──────── Extracted data
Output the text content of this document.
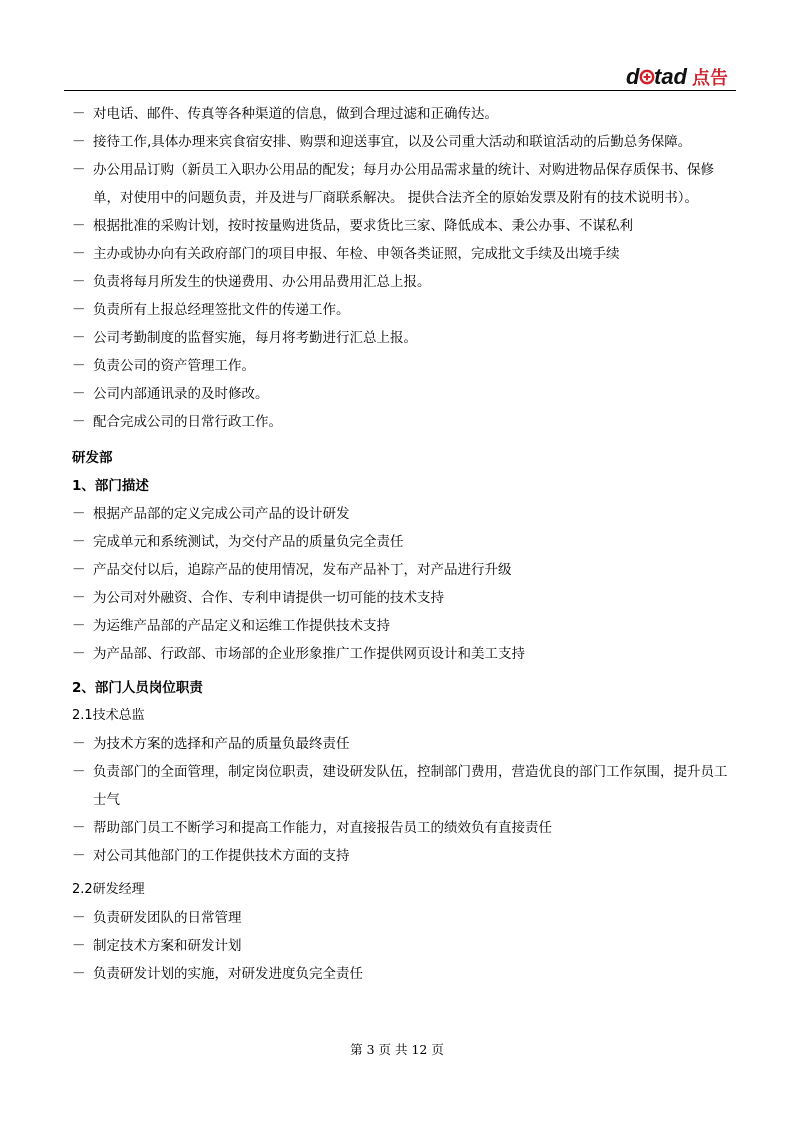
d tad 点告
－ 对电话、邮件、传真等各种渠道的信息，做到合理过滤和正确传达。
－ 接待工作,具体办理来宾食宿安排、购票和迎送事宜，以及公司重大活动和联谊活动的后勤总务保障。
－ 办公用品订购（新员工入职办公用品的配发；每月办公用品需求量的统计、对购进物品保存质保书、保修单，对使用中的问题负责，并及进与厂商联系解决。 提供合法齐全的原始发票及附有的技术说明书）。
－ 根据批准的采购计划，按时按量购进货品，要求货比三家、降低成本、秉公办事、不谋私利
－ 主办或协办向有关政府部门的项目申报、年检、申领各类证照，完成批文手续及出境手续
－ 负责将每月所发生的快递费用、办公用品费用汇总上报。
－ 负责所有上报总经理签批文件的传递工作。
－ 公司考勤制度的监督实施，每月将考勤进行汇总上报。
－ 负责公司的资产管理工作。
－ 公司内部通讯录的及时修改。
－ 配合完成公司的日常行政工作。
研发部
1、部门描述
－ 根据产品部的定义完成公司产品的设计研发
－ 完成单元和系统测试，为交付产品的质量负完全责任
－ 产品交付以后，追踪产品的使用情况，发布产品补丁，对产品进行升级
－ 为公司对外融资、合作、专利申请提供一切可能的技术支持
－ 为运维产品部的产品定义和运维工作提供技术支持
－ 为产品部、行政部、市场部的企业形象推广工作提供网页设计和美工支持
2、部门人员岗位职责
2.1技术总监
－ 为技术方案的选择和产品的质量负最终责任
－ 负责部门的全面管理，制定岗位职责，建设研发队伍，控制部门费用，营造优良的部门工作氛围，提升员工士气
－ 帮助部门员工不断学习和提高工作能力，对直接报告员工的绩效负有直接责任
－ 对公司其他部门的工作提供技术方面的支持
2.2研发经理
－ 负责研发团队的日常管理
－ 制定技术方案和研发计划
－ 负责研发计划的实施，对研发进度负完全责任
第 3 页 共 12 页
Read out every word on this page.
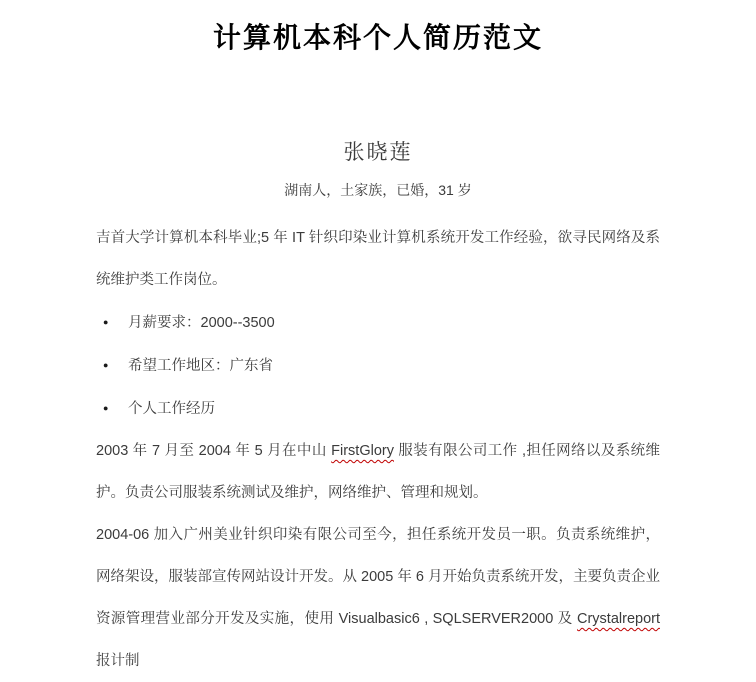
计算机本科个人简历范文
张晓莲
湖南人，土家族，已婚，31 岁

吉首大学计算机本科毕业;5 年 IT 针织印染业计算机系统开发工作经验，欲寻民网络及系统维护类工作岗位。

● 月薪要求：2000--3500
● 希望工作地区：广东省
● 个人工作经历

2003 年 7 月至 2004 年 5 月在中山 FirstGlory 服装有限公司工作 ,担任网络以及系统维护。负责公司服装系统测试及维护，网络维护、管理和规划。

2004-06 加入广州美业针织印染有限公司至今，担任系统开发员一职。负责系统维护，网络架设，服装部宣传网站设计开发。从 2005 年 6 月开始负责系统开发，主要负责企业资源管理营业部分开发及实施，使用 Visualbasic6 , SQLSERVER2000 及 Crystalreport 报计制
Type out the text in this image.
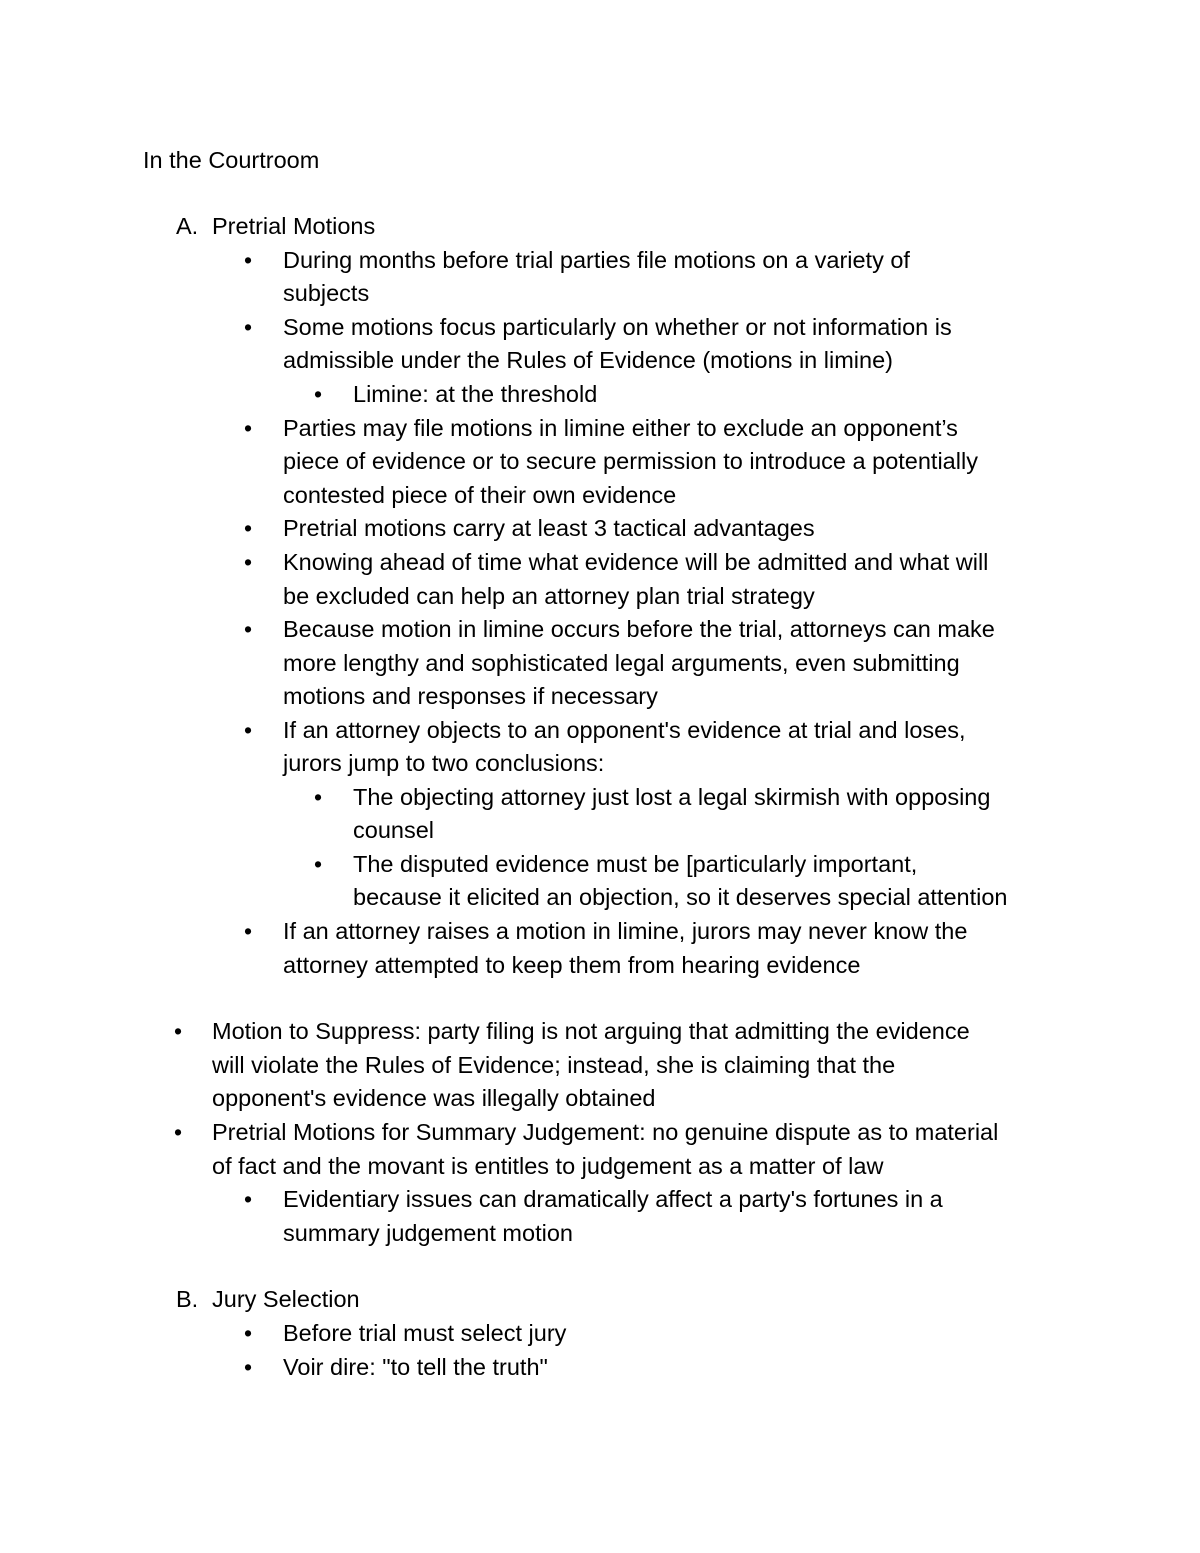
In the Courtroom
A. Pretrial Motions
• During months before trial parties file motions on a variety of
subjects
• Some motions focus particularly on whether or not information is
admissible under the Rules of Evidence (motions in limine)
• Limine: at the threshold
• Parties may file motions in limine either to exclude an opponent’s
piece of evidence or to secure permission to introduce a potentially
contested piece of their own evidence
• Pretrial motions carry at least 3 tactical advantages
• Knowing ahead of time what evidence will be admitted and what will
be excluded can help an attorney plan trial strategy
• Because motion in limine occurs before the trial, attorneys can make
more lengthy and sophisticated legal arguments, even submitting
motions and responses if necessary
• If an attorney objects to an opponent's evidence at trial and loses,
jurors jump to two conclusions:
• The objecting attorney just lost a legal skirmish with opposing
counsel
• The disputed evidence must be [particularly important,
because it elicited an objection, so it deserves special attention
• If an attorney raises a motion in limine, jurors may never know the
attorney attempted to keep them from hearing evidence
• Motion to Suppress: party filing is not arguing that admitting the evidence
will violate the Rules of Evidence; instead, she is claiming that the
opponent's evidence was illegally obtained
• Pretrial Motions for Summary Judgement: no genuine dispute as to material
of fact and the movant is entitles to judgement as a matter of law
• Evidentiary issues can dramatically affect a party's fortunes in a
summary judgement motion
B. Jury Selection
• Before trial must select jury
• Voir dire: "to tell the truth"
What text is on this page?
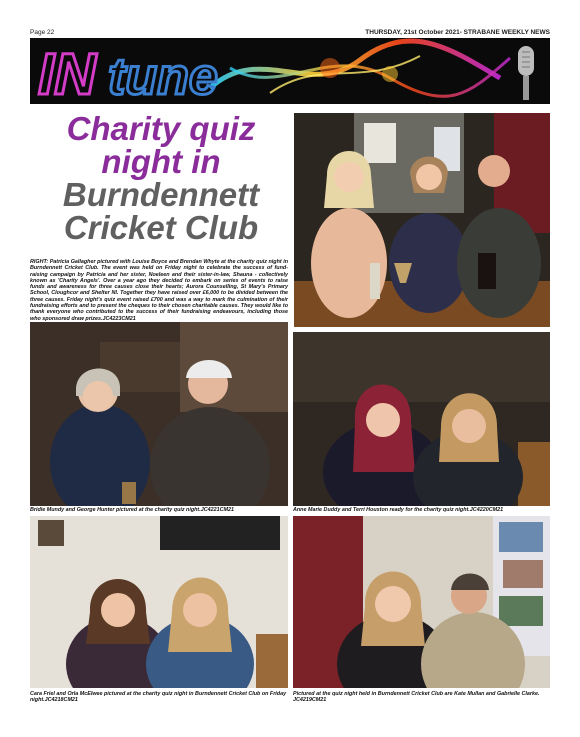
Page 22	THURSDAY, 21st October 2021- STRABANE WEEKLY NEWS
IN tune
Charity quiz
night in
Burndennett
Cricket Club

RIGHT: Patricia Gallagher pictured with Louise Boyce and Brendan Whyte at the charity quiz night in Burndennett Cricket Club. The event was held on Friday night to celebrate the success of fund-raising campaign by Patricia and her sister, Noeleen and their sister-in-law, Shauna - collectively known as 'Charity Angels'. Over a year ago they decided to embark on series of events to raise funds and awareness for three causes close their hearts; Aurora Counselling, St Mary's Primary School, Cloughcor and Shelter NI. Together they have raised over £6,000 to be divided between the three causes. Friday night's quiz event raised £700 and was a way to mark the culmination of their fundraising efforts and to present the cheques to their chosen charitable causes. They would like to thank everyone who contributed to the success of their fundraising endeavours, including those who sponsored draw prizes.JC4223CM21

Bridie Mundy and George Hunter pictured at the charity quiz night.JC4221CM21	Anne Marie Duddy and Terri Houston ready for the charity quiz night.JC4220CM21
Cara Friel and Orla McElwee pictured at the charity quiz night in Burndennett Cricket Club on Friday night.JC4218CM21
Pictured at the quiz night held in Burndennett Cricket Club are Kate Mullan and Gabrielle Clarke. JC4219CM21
────────────────
Output the entries above exactly, without their pictures.

* Exercise output:
Output the text content of this document.
d tad 点告
－ 对电话、邮件、传真等各种渠道的信息，做到合理过滤和正确传达。
－ 接待工作,具体办理来宾食宿安排、购票和迎送事宜，以及公司重大活动和联谊活动的后勤总务保障。
－ 办公用品订购（新员工入职办公用品的配发；每月办公用品需求量的统计、对购进物品保存质保书、保修单，对使用中的问题负责，并及进与厂商联系解决。 提供合法齐全的原始发票及附有的技术说明书）。
－ 根据批准的采购计划，按时按量购进货品，要求货比三家、降低成本、秉公办事、不谋私利
－ 主办或协办向有关政府部门的项目申报、年检、申领各类证照，完成批文手续及出境手续
－ 负责将每月所发生的快递费用、办公用品费用汇总上报。
－ 负责所有上报总经理签批文件的传递工作。
－ 公司考勤制度的监督实施，每月将考勤进行汇总上报。
－ 负责公司的资产管理工作。
－ 公司内部通讯录的及时修改。
－ 配合完成公司的日常行政工作。
研发部
1、部门描述
－ 根据产品部的定义完成公司产品的设计研发
－ 完成单元和系统测试，为交付产品的质量负完全责任
－ 产品交付以后，追踪产品的使用情况，发布产品补丁，对产品进行升级
－ 为公司对外融资、合作、专利申请提供一切可能的技术支持
－ 为运维产品部的产品定义和运维工作提供技术支持
－ 为产品部、行政部、市场部的企业形象推广工作提供网页设计和美工支持
2、部门人员岗位职责
2.1技术总监
－ 为技术方案的选择和产品的质量负最终责任
－ 负责部门的全面管理，制定岗位职责，建设研发队伍，控制部门费用，营造优良的部门工作氛围，提升员工士气
－ 帮助部门员工不断学习和提高工作能力，对直接报告员工的绩效负有直接责任
－ 对公司其他部门的工作提供技术方面的支持
2.2研发经理
－ 负责研发团队的日常管理
－ 制定技术方案和研发计划
－ 负责研发计划的实施，对研发进度负完全责任
第 3 页 共 12 页
Read out every word on this page.
计算机本科个人简历范文
张晓莲
湖南人，土家族，已婚，31 岁

吉首大学计算机本科毕业;5 年 IT 针织印染业计算机系统开发工作经验，欲寻民网络及系统维护类工作岗位。

● 月薪要求：2000--3500
● 希望工作地区：广东省
● 个人工作经历

2003 年 7 月至 2004 年 5 月在中山 FirstGlory 服装有限公司工作 ,担任网络以及系统维护。负责公司服装系统测试及维护，网络维护、管理和规划。

2004-06 加入广州美业针织印染有限公司至今，担任系统开发员一职。负责系统维护，网络架设，服装部宣传网站设计开发。从 2005 年 6 月开始负责系统开发，主要负责企业资源管理营业部分开发及实施，使用 Visualbasic6 , SQLSERVER2000 及 Crystalreport 报计制
Type out the text in this image.
In the Courtroom
A. Pretrial Motions
• During months before trial parties file motions on a variety of
subjects
• Some motions focus particularly on whether or not information is
admissible under the Rules of Evidence (motions in limine)
• Limine: at the threshold
• Parties may file motions in limine either to exclude an opponent’s
piece of evidence or to secure permission to introduce a potentially
contested piece of their own evidence
• Pretrial motions carry at least 3 tactical advantages
• Knowing ahead of time what evidence will be admitted and what will
be excluded can help an attorney plan trial strategy
• Because motion in limine occurs before the trial, attorneys can make
more lengthy and sophisticated legal arguments, even submitting
motions and responses if necessary
• If an attorney objects to an opponent's evidence at trial and loses,
jurors jump to two conclusions:
• The objecting attorney just lost a legal skirmish with opposing
counsel
• The disputed evidence must be [particularly important,
because it elicited an objection, so it deserves special attention
• If an attorney raises a motion in limine, jurors may never know the
attorney attempted to keep them from hearing evidence
• Motion to Suppress: party filing is not arguing that admitting the evidence
will violate the Rules of Evidence; instead, she is claiming that the
opponent's evidence was illegally obtained
• Pretrial Motions for Summary Judgement: no genuine dispute as to material
of fact and the movant is entitles to judgement as a matter of law
• Evidentiary issues can dramatically affect a party's fortunes in a
summary judgement motion
B. Jury Selection
• Before trial must select jury
• Voir dire: "to tell the truth"
What text is on this page?
Page 22	THURSDAY, 21st October 2021- STRABANE WEEKLY NEWS
IN tune
Charity quiz
night in
Burndennett
Cricket Club

RIGHT: Patricia Gallagher pictured with Louise Boyce and Brendan Whyte at the charity quiz night in Burndennett Cricket Club. The event was held on Friday night to celebrate the success of fund-raising campaign by Patricia and her sister, Noeleen and their sister-in-law, Shauna - collectively known as 'Charity Angels'. Over a year ago they decided to embark on series of events to raise funds and awareness for three causes close their hearts; Aurora Counselling, St Mary's Primary School, Cloughcor and Shelter NI. Together they have raised over £6,000 to be divided between the three causes. Friday night's quiz event raised £700 and was a way to mark the culmination of their fundraising efforts and to present the cheques to their chosen charitable causes. They would like to thank everyone who contributed to the success of their fundraising endeavours, including those who sponsored draw prizes.JC4223CM21

Bridie Mundy and George Hunter pictured at the charity quiz night.JC4221CM21	Anne Marie Duddy and Terri Houston ready for the charity quiz night.JC4220CM21
Cara Friel and Orla McElwee pictured at the charity quiz night in Burndennett Cricket Club on Friday night.JC4218CM21
Pictured at the quiz night held in Burndennett Cricket Club are Kate Mullan and Gabrielle Clarke. JC4219CM21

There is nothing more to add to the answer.